=== Records for this task ===

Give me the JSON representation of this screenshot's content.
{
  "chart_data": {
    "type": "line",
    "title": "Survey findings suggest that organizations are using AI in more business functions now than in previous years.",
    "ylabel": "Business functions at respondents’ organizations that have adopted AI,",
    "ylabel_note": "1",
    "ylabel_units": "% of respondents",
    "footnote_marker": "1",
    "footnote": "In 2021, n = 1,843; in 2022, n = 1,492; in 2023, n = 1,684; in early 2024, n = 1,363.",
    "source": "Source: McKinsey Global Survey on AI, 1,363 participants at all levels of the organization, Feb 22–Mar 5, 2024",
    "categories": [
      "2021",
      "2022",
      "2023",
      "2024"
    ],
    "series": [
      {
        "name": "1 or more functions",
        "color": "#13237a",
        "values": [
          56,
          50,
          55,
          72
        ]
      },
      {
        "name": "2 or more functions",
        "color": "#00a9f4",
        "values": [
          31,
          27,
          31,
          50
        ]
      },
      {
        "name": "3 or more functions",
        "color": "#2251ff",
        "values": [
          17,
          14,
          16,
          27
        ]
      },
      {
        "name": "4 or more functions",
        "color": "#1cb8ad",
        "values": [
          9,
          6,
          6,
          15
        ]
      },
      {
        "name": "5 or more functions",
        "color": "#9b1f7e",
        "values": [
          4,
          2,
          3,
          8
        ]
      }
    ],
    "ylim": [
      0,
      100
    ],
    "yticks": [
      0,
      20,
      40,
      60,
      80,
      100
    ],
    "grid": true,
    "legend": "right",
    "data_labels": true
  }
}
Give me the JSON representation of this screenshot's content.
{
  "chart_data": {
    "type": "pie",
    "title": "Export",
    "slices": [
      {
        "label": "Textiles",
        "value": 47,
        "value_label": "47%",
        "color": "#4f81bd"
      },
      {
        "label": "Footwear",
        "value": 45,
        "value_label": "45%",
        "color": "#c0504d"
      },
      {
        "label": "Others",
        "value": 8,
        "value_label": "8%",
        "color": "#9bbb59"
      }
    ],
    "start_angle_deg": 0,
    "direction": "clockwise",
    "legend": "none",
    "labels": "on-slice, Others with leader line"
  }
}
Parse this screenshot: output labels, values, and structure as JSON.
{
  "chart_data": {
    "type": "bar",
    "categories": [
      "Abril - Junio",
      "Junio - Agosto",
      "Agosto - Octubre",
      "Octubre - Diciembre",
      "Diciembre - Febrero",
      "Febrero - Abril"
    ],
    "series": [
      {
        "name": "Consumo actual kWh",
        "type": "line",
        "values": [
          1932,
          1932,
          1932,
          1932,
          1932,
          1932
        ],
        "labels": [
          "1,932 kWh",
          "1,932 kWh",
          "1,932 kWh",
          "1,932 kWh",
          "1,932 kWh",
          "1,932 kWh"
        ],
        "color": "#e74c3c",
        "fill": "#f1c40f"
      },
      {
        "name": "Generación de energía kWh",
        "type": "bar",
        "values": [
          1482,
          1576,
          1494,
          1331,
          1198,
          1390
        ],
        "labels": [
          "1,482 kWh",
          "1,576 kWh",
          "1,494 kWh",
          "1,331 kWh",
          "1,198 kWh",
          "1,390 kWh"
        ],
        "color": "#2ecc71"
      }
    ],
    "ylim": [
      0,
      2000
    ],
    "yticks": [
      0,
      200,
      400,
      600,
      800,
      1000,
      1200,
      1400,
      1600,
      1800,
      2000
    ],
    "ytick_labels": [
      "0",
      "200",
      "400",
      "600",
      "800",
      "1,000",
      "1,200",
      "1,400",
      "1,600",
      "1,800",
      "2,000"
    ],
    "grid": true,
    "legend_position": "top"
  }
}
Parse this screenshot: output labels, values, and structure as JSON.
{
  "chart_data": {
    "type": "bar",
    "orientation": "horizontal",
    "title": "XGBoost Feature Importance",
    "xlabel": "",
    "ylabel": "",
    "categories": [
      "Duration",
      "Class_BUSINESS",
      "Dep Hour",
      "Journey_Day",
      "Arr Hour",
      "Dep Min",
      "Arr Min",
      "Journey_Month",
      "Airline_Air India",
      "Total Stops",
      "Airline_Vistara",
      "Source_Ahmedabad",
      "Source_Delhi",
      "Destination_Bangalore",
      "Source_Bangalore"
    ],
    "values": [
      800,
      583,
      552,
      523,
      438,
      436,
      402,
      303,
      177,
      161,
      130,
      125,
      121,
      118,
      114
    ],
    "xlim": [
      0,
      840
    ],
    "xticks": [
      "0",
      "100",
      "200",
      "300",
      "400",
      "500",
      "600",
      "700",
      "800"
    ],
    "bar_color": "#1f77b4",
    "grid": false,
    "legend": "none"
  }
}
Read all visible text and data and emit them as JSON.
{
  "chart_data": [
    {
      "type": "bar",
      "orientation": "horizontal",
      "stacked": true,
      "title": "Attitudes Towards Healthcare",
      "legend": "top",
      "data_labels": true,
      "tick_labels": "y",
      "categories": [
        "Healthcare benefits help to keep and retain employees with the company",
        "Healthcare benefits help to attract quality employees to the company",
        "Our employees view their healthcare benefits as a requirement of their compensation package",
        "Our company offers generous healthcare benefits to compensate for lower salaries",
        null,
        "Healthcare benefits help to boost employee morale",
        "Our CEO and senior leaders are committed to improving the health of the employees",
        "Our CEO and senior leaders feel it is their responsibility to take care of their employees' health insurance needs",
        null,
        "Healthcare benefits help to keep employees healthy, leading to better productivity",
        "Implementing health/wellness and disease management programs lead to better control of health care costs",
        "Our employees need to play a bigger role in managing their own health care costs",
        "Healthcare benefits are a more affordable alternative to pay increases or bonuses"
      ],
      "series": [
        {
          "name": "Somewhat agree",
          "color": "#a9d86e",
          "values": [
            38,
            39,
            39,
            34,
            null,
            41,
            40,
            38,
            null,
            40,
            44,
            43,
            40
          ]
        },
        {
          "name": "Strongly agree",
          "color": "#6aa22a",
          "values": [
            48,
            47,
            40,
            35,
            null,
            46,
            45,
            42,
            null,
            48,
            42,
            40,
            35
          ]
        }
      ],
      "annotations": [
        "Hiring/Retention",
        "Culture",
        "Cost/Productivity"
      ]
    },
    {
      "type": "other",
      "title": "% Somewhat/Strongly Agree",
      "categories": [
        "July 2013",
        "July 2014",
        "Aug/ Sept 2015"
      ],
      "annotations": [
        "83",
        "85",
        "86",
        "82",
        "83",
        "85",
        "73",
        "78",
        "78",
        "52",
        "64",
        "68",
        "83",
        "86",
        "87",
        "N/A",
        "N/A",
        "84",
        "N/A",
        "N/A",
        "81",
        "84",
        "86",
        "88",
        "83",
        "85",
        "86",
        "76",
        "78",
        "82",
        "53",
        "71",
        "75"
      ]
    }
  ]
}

=== Challenge ===
Return the entries above exactly, each one complete.

=== Completed exercise ===
Give me the JSON representation of this screenshot's content.
{
  "chart_data": {
    "type": "line",
    "title": "Survey findings suggest that organizations are using AI in more business functions now than in previous years.",
    "ylabel": "Business functions at respondents’ organizations that have adopted AI,",
    "ylabel_note": "1",
    "ylabel_units": "% of respondents",
    "footnote_marker": "1",
    "footnote": "In 2021, n = 1,843; in 2022, n = 1,492; in 2023, n = 1,684; in early 2024, n = 1,363.",
    "source": "Source: McKinsey Global Survey on AI, 1,363 participants at all levels of the organization, Feb 22–Mar 5, 2024",
    "categories": [
      "2021",
      "2022",
      "2023",
      "2024"
    ],
    "series": [
      {
        "name": "1 or more functions",
        "color": "#13237a",
        "values": [
          56,
          50,
          55,
          72
        ]
      },
      {
        "name": "2 or more functions",
        "color": "#00a9f4",
        "values": [
          31,
          27,
          31,
          50
        ]
      },
      {
        "name": "3 or more functions",
        "color": "#2251ff",
        "values": [
          17,
          14,
          16,
          27
        ]
      },
      {
        "name": "4 or more functions",
        "color": "#1cb8ad",
        "values": [
          9,
          6,
          6,
          15
        ]
      },
      {
        "name": "5 or more functions",
        "color": "#9b1f7e",
        "values": [
          4,
          2,
          3,
          8
        ]
      }
    ],
    "ylim": [
      0,
      100
    ],
    "yticks": [
      0,
      20,
      40,
      60,
      80,
      100
    ],
    "grid": true,
    "legend": "right",
    "data_labels": true
  }
}
Give me the JSON representation of this screenshot's content.
{
  "chart_data": {
    "type": "pie",
    "title": "Export",
    "slices": [
      {
        "label": "Textiles",
        "value": 47,
        "value_label": "47%",
        "color": "#4f81bd"
      },
      {
        "label": "Footwear",
        "value": 45,
        "value_label": "45%",
        "color": "#c0504d"
      },
      {
        "label": "Others",
        "value": 8,
        "value_label": "8%",
        "color": "#9bbb59"
      }
    ],
    "start_angle_deg": 0,
    "direction": "clockwise",
    "legend": "none",
    "labels": "on-slice, Others with leader line"
  }
}
Parse this screenshot: output labels, values, and structure as JSON.
{
  "chart_data": {
    "type": "bar",
    "categories": [
      "Abril - Junio",
      "Junio - Agosto",
      "Agosto - Octubre",
      "Octubre - Diciembre",
      "Diciembre - Febrero",
      "Febrero - Abril"
    ],
    "series": [
      {
        "name": "Consumo actual kWh",
        "type": "line",
        "values": [
          1932,
          1932,
          1932,
          1932,
          1932,
          1932
        ],
        "labels": [
          "1,932 kWh",
          "1,932 kWh",
          "1,932 kWh",
          "1,932 kWh",
          "1,932 kWh",
          "1,932 kWh"
        ],
        "color": "#e74c3c",
        "fill": "#f1c40f"
      },
      {
        "name": "Generación de energía kWh",
        "type": "bar",
        "values": [
          1482,
          1576,
          1494,
          1331,
          1198,
          1390
        ],
        "labels": [
          "1,482 kWh",
          "1,576 kWh",
          "1,494 kWh",
          "1,331 kWh",
          "1,198 kWh",
          "1,390 kWh"
        ],
        "color": "#2ecc71"
      }
    ],
    "ylim": [
      0,
      2000
    ],
    "yticks": [
      0,
      200,
      400,
      600,
      800,
      1000,
      1200,
      1400,
      1600,
      1800,
      2000
    ],
    "ytick_labels": [
      "0",
      "200",
      "400",
      "600",
      "800",
      "1,000",
      "1,200",
      "1,400",
      "1,600",
      "1,800",
      "2,000"
    ],
    "grid": true,
    "legend_position": "top"
  }
}
Parse this screenshot: output labels, values, and structure as JSON.
{
  "chart_data": {
    "type": "bar",
    "orientation": "horizontal",
    "title": "XGBoost Feature Importance",
    "xlabel": "",
    "ylabel": "",
    "categories": [
      "Duration",
      "Class_BUSINESS",
      "Dep Hour",
      "Journey_Day",
      "Arr Hour",
      "Dep Min",
      "Arr Min",
      "Journey_Month",
      "Airline_Air India",
      "Total Stops",
      "Airline_Vistara",
      "Source_Ahmedabad",
      "Source_Delhi",
      "Destination_Bangalore",
      "Source_Bangalore"
    ],
    "values": [
      800,
      583,
      552,
      523,
      438,
      436,
      402,
      303,
      177,
      161,
      130,
      125,
      121,
      118,
      114
    ],
    "xlim": [
      0,
      840
    ],
    "xticks": [
      "0",
      "100",
      "200",
      "300",
      "400",
      "500",
      "600",
      "700",
      "800"
    ],
    "bar_color": "#1f77b4",
    "grid": false,
    "legend": "none"
  }
}
Read all visible text and data and emit them as JSON.
{
  "chart_data": [
    {
      "type": "bar",
      "orientation": "horizontal",
      "stacked": true,
      "title": "Attitudes Towards Healthcare",
      "legend": "top",
      "data_labels": true,
      "tick_labels": "y",
      "categories": [
        "Healthcare benefits help to keep and retain employees with the company",
        "Healthcare benefits help to attract quality employees to the company",
        "Our employees view their healthcare benefits as a requirement of their compensation package",
        "Our company offers generous healthcare benefits to compensate for lower salaries",
        null,
        "Healthcare benefits help to boost employee morale",
        "Our CEO and senior leaders are committed to improving the health of the employees",
        "Our CEO and senior leaders feel it is their responsibility to take care of their employees' health insurance needs",
        null,
        "Healthcare benefits help to keep employees healthy, leading to better productivity",
        "Implementing health/wellness and disease management programs lead to better control of health care costs",
        "Our employees need to play a bigger role in managing their own health care costs",
        "Healthcare benefits are a more affordable alternative to pay increases or bonuses"
      ],
      "series": [
        {
          "name": "Somewhat agree",
          "color": "#a9d86e",
          "values": [
            38,
            39,
            39,
            34,
            null,
            41,
            40,
            38,
            null,
            40,
            44,
            43,
            40
          ]
        },
        {
          "name": "Strongly agree",
          "color": "#6aa22a",
          "values": [
            48,
            47,
            40,
            35,
            null,
            46,
            45,
            42,
            null,
            48,
            42,
            40,
            35
          ]
        }
      ],
      "annotations": [
        "Hiring/Retention",
        "Culture",
        "Cost/Productivity"
      ]
    },
    {
      "type": "other",
      "title": "% Somewhat/Strongly Agree",
      "categories": [
        "July 2013",
        "July 2014",
        "Aug/ Sept 2015"
      ],
      "annotations": [
        "83",
        "85",
        "86",
        "82",
        "83",
        "85",
        "73",
        "78",
        "78",
        "52",
        "64",
        "68",
        "83",
        "86",
        "87",
        "N/A",
        "N/A",
        "84",
        "N/A",
        "N/A",
        "81",
        "84",
        "86",
        "88",
        "83",
        "85",
        "86",
        "76",
        "78",
        "82",
        "53",
        "71",
        "75"
      ]
    }
  ]
}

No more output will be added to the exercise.